→ **What to do**: Repeat the material verbatim. Images are excluded from the copy.

→ **Entries supplied**:
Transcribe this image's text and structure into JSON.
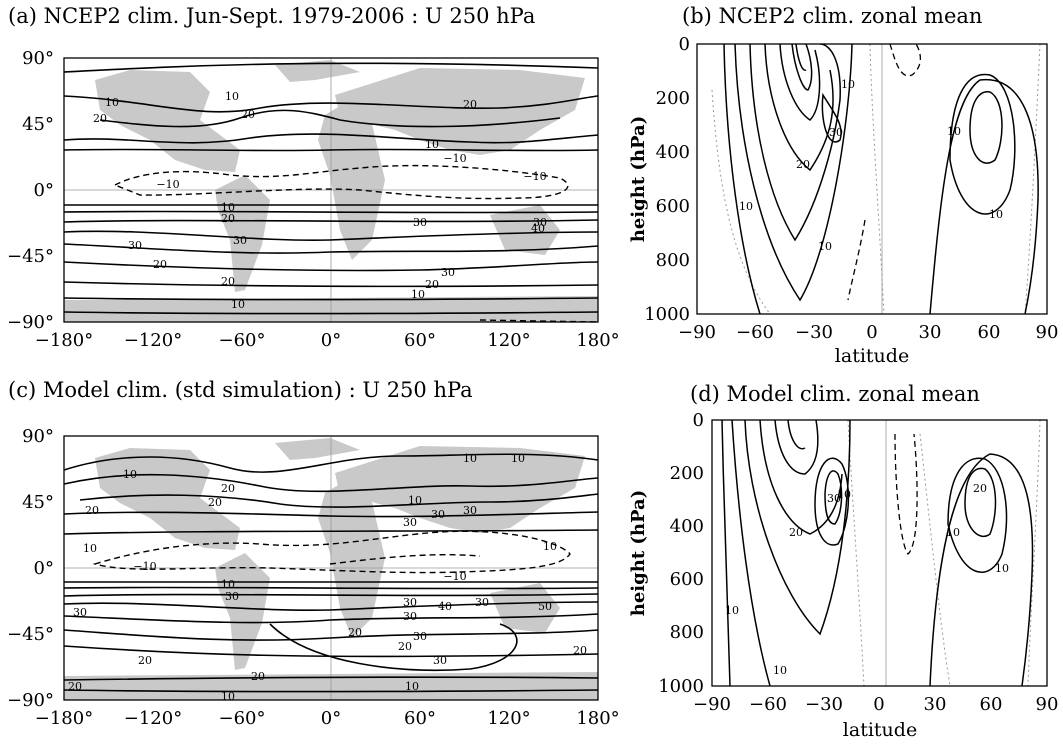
{
  "colors": {
    "land": "#c9c9c9",
    "contour": "#000000",
    "zero_contour": "#999999",
    "frame": "#000000"
  },
  "panels": {
    "a": {
      "title": "(a) NCEP2 clim. Jun-Sept. 1979-2006 : U 250 hPa",
      "y_ticks": [
        "90°",
        "45°",
        "0°",
        "−45°",
        "−90°"
      ],
      "x_ticks": [
        "−180°",
        "−120°",
        "−60°",
        "0°",
        "60°",
        "120°",
        "180°"
      ]
    },
    "b": {
      "title": "(b) NCEP2 clim. zonal mean",
      "ylabel": "height (hPa)",
      "xlabel": "latitude",
      "y_ticks": [
        "0",
        "200",
        "400",
        "600",
        "800",
        "1000"
      ],
      "x_ticks": [
        "−90",
        "−60",
        "−30",
        "0",
        "30",
        "60",
        "90"
      ]
    },
    "c": {
      "title": "(c) Model clim. (std simulation) : U 250 hPa",
      "y_ticks": [
        "90°",
        "45°",
        "0°",
        "−45°",
        "−90°"
      ],
      "x_ticks": [
        "−180°",
        "−120°",
        "−60°",
        "0°",
        "60°",
        "120°",
        "180°"
      ]
    },
    "d": {
      "title": "(d) Model clim. zonal mean",
      "ylabel": "height (hPa)",
      "xlabel": "latitude",
      "y_ticks": [
        "0",
        "200",
        "400",
        "600",
        "800",
        "1000"
      ],
      "x_ticks": [
        "−90",
        "−60",
        "−30",
        "0",
        "30",
        "60",
        "90"
      ]
    }
  },
  "chart_data": [
    {
      "type": "contour",
      "title": "(a) NCEP2 clim. Jun-Sept. 1979-2006 : U 250 hPa",
      "x_range": [
        -180,
        180
      ],
      "y_range": [
        -90,
        90
      ],
      "contour_labels": [
        "10",
        "20",
        "10",
        "10",
        "20",
        "10",
        "−10",
        "−10",
        "−10",
        "10",
        "20",
        "10",
        "30",
        "30",
        "30",
        "40",
        "20",
        "20",
        "30",
        "20",
        "10",
        "10"
      ],
      "profile": {
        "lat": [
          80,
          60,
          45,
          35,
          20,
          5,
          -10,
          -20,
          -30,
          -45,
          -55,
          -65,
          -80
        ],
        "u": [
          8,
          15,
          20,
          12,
          0,
          -8,
          5,
          25,
          32,
          22,
          28,
          15,
          6
        ]
      }
    },
    {
      "type": "contour",
      "title": "(b) NCEP2 clim. zonal mean",
      "xlabel": "latitude",
      "ylabel": "height (hPa)",
      "x_range": [
        -90,
        90
      ],
      "y_range": [
        1000,
        0
      ],
      "contour_labels": [
        "10",
        "10",
        "30",
        "20",
        "10",
        "10",
        "10"
      ]
    },
    {
      "type": "contour",
      "title": "(c) Model clim. (std simulation) : U 250 hPa",
      "x_range": [
        -180,
        180
      ],
      "y_range": [
        -90,
        90
      ],
      "contour_labels": [
        "10",
        "10",
        "20",
        "20",
        "20",
        "10",
        "10",
        "30",
        "30",
        "30",
        "−10",
        "10",
        "−10",
        "10",
        "30",
        "30",
        "30",
        "40",
        "30",
        "50",
        "20",
        "30",
        "20",
        "30",
        "20",
        "20",
        "20",
        "10",
        "10"
      ],
      "profile": {
        "lat": [
          80,
          60,
          45,
          35,
          20,
          5,
          -10,
          -20,
          -30,
          -45,
          -55,
          -65,
          -80
        ],
        "u": [
          10,
          18,
          26,
          20,
          0,
          -10,
          8,
          35,
          40,
          25,
          30,
          20,
          10
        ]
      }
    },
    {
      "type": "contour",
      "title": "(d) Model clim. zonal mean",
      "xlabel": "latitude",
      "ylabel": "height (hPa)",
      "x_range": [
        -90,
        90
      ],
      "y_range": [
        1000,
        0
      ],
      "contour_labels": [
        "10",
        "20",
        "30",
        "10",
        "20",
        "10",
        "10",
        "10"
      ]
    }
  ]
}
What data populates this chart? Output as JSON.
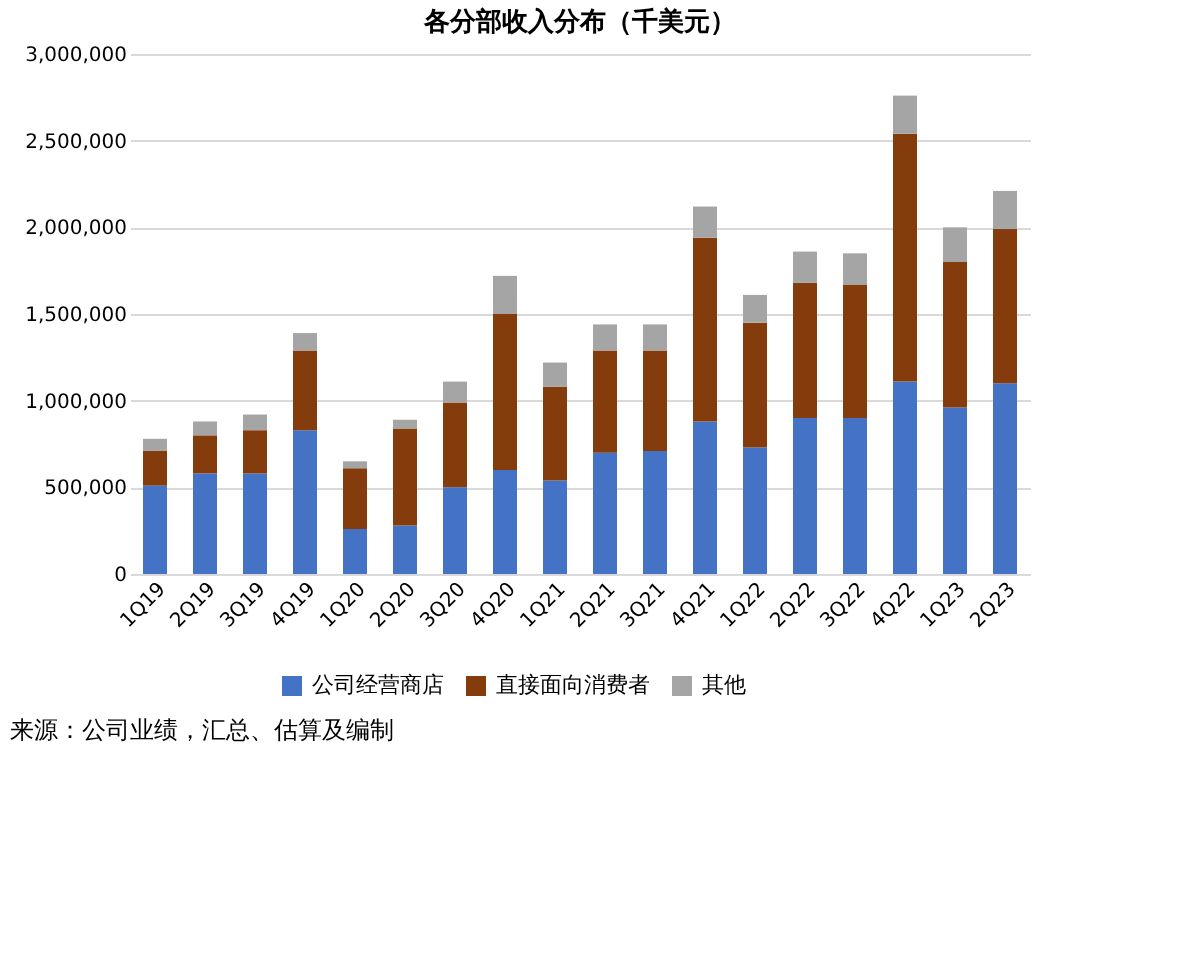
{
  "chart_data": {
    "type": "bar",
    "stacked": true,
    "title": "各分部收入分布（千美元）",
    "categories": [
      "1Q19",
      "2Q19",
      "3Q19",
      "4Q19",
      "1Q20",
      "2Q20",
      "3Q20",
      "4Q20",
      "1Q21",
      "2Q21",
      "3Q21",
      "4Q21",
      "1Q22",
      "2Q22",
      "3Q22",
      "4Q22",
      "1Q23",
      "2Q23"
    ],
    "series": [
      {
        "name": "公司经营商店",
        "color": "#4472c4",
        "values": [
          510000,
          580000,
          580000,
          830000,
          260000,
          280000,
          500000,
          600000,
          540000,
          700000,
          710000,
          880000,
          730000,
          900000,
          900000,
          1110000,
          960000,
          1100000
        ]
      },
      {
        "name": "直接面向消费者",
        "color": "#843c0c",
        "values": [
          200000,
          220000,
          250000,
          460000,
          350000,
          560000,
          490000,
          900000,
          540000,
          590000,
          580000,
          1060000,
          720000,
          780000,
          770000,
          1430000,
          840000,
          890000
        ]
      },
      {
        "name": "其他",
        "color": "#a5a5a5",
        "values": [
          70000,
          80000,
          90000,
          100000,
          40000,
          50000,
          120000,
          220000,
          140000,
          150000,
          150000,
          180000,
          160000,
          180000,
          180000,
          220000,
          200000,
          220000
        ]
      }
    ],
    "ylim": [
      0,
      3000000
    ],
    "yticks": [
      0,
      {
        "value": 500000,
        "label": "500,000"
      },
      {
        "value": 1000000,
        "label": "1,000,000"
      },
      {
        "value": 1500000,
        "label": "1,500,000"
      },
      {
        "value": 2000000,
        "label": "2,000,000"
      },
      {
        "value": 2500000,
        "label": "2,500,000"
      },
      {
        "value": 3000000,
        "label": "3,000,000"
      }
    ],
    "grid": "y",
    "legend": "bottom",
    "annotations": [
      "来源：公司业绩，汇总、估算及编制"
    ]
  }
}
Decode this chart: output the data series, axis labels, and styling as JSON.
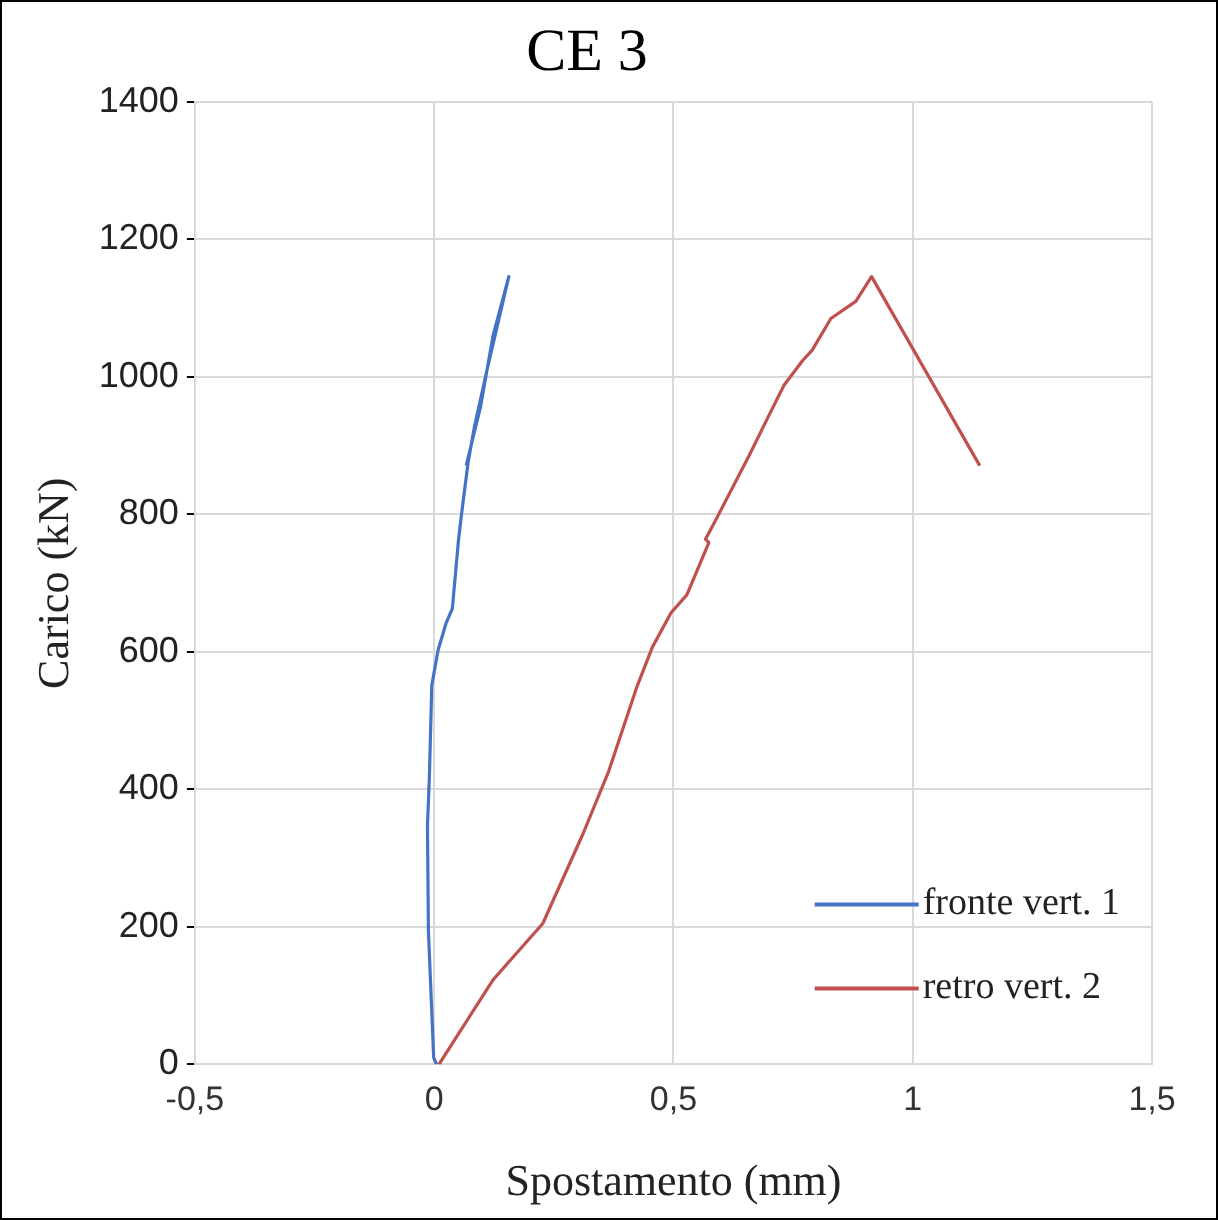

→ **Result**:
Transcribe this image's text and structure into JSON.
{
  "colors": {
    "land": "#c9c9c9",
    "contour": "#000000",
    "zero_contour": "#999999",
    "frame": "#000000"
  },
  "panels": {
    "a": {
      "title": "(a) NCEP2 clim. Jun-Sept. 1979-2006 : U 250 hPa",
      "y_ticks": [
        "90°",
        "45°",
        "0°",
        "−45°",
        "−90°"
      ],
      "x_ticks": [
        "−180°",
        "−120°",
        "−60°",
        "0°",
        "60°",
        "120°",
        "180°"
      ]
    },
    "b": {
      "title": "(b) NCEP2 clim. zonal mean",
      "ylabel": "height (hPa)",
      "xlabel": "latitude",
      "y_ticks": [
        "0",
        "200",
        "400",
        "600",
        "800",
        "1000"
      ],
      "x_ticks": [
        "−90",
        "−60",
        "−30",
        "0",
        "30",
        "60",
        "90"
      ]
    },
    "c": {
      "title": "(c) Model clim. (std simulation) : U 250 hPa",
      "y_ticks": [
        "90°",
        "45°",
        "0°",
        "−45°",
        "−90°"
      ],
      "x_ticks": [
        "−180°",
        "−120°",
        "−60°",
        "0°",
        "60°",
        "120°",
        "180°"
      ]
    },
    "d": {
      "title": "(d) Model clim. zonal mean",
      "ylabel": "height (hPa)",
      "xlabel": "latitude",
      "y_ticks": [
        "0",
        "200",
        "400",
        "600",
        "800",
        "1000"
      ],
      "x_ticks": [
        "−90",
        "−60",
        "−30",
        "0",
        "30",
        "60",
        "90"
      ]
    }
  },
  "chart_data": [
    {
      "type": "contour",
      "title": "(a) NCEP2 clim. Jun-Sept. 1979-2006 : U 250 hPa",
      "x_range": [
        -180,
        180
      ],
      "y_range": [
        -90,
        90
      ],
      "contour_labels": [
        "10",
        "20",
        "10",
        "10",
        "20",
        "10",
        "−10",
        "−10",
        "−10",
        "10",
        "20",
        "10",
        "30",
        "30",
        "30",
        "40",
        "20",
        "20",
        "30",
        "20",
        "10",
        "10"
      ],
      "profile": {
        "lat": [
          80,
          60,
          45,
          35,
          20,
          5,
          -10,
          -20,
          -30,
          -45,
          -55,
          -65,
          -80
        ],
        "u": [
          8,
          15,
          20,
          12,
          0,
          -8,
          5,
          25,
          32,
          22,
          28,
          15,
          6
        ]
      }
    },
    {
      "type": "contour",
      "title": "(b) NCEP2 clim. zonal mean",
      "xlabel": "latitude",
      "ylabel": "height (hPa)",
      "x_range": [
        -90,
        90
      ],
      "y_range": [
        1000,
        0
      ],
      "contour_labels": [
        "10",
        "10",
        "30",
        "20",
        "10",
        "10",
        "10"
      ]
    },
    {
      "type": "contour",
      "title": "(c) Model clim. (std simulation) : U 250 hPa",
      "x_range": [
        -180,
        180
      ],
      "y_range": [
        -90,
        90
      ],
      "contour_labels": [
        "10",
        "10",
        "20",
        "20",
        "20",
        "10",
        "10",
        "30",
        "30",
        "30",
        "−10",
        "10",
        "−10",
        "10",
        "30",
        "30",
        "30",
        "40",
        "30",
        "50",
        "20",
        "30",
        "20",
        "30",
        "20",
        "20",
        "20",
        "10",
        "10"
      ],
      "profile": {
        "lat": [
          80,
          60,
          45,
          35,
          20,
          5,
          -10,
          -20,
          -30,
          -45,
          -55,
          -65,
          -80
        ],
        "u": [
          10,
          18,
          26,
          20,
          0,
          -10,
          8,
          35,
          40,
          25,
          30,
          20,
          10
        ]
      }
    },
    {
      "type": "contour",
      "title": "(d) Model clim. zonal mean",
      "xlabel": "latitude",
      "ylabel": "height (hPa)",
      "x_range": [
        -90,
        90
      ],
      "y_range": [
        1000,
        0
      ],
      "contour_labels": [
        "10",
        "20",
        "30",
        "10",
        "20",
        "10",
        "10",
        "10"
      ]
    }
  ]
}
What data populates this chart? Output as JSON.
{
  "chart_data": {
    "type": "bar",
    "stacked": true,
    "title": "各分部收入分布（千美元）",
    "categories": [
      "1Q19",
      "2Q19",
      "3Q19",
      "4Q19",
      "1Q20",
      "2Q20",
      "3Q20",
      "4Q20",
      "1Q21",
      "2Q21",
      "3Q21",
      "4Q21",
      "1Q22",
      "2Q22",
      "3Q22",
      "4Q22",
      "1Q23",
      "2Q23"
    ],
    "series": [
      {
        "name": "公司经营商店",
        "color": "#4472c4",
        "values": [
          510000,
          580000,
          580000,
          830000,
          260000,
          280000,
          500000,
          600000,
          540000,
          700000,
          710000,
          880000,
          730000,
          900000,
          900000,
          1110000,
          960000,
          1100000
        ]
      },
      {
        "name": "直接面向消费者",
        "color": "#843c0c",
        "values": [
          200000,
          220000,
          250000,
          460000,
          350000,
          560000,
          490000,
          900000,
          540000,
          590000,
          580000,
          1060000,
          720000,
          780000,
          770000,
          1430000,
          840000,
          890000
        ]
      },
      {
        "name": "其他",
        "color": "#a5a5a5",
        "values": [
          70000,
          80000,
          90000,
          100000,
          40000,
          50000,
          120000,
          220000,
          140000,
          150000,
          150000,
          180000,
          160000,
          180000,
          180000,
          220000,
          200000,
          220000
        ]
      }
    ],
    "ylim": [
      0,
      3000000
    ],
    "yticks": [
      0,
      {
        "value": 500000,
        "label": "500,000"
      },
      {
        "value": 1000000,
        "label": "1,000,000"
      },
      {
        "value": 1500000,
        "label": "1,500,000"
      },
      {
        "value": 2000000,
        "label": "2,000,000"
      },
      {
        "value": 2500000,
        "label": "2,500,000"
      },
      {
        "value": 3000000,
        "label": "3,000,000"
      }
    ],
    "grid": "y",
    "legend": "bottom",
    "annotations": [
      "来源：公司业绩，汇总、估算及编制"
    ]
  }
}
Decode this chart: output the data series, axis labels, and styling as JSON.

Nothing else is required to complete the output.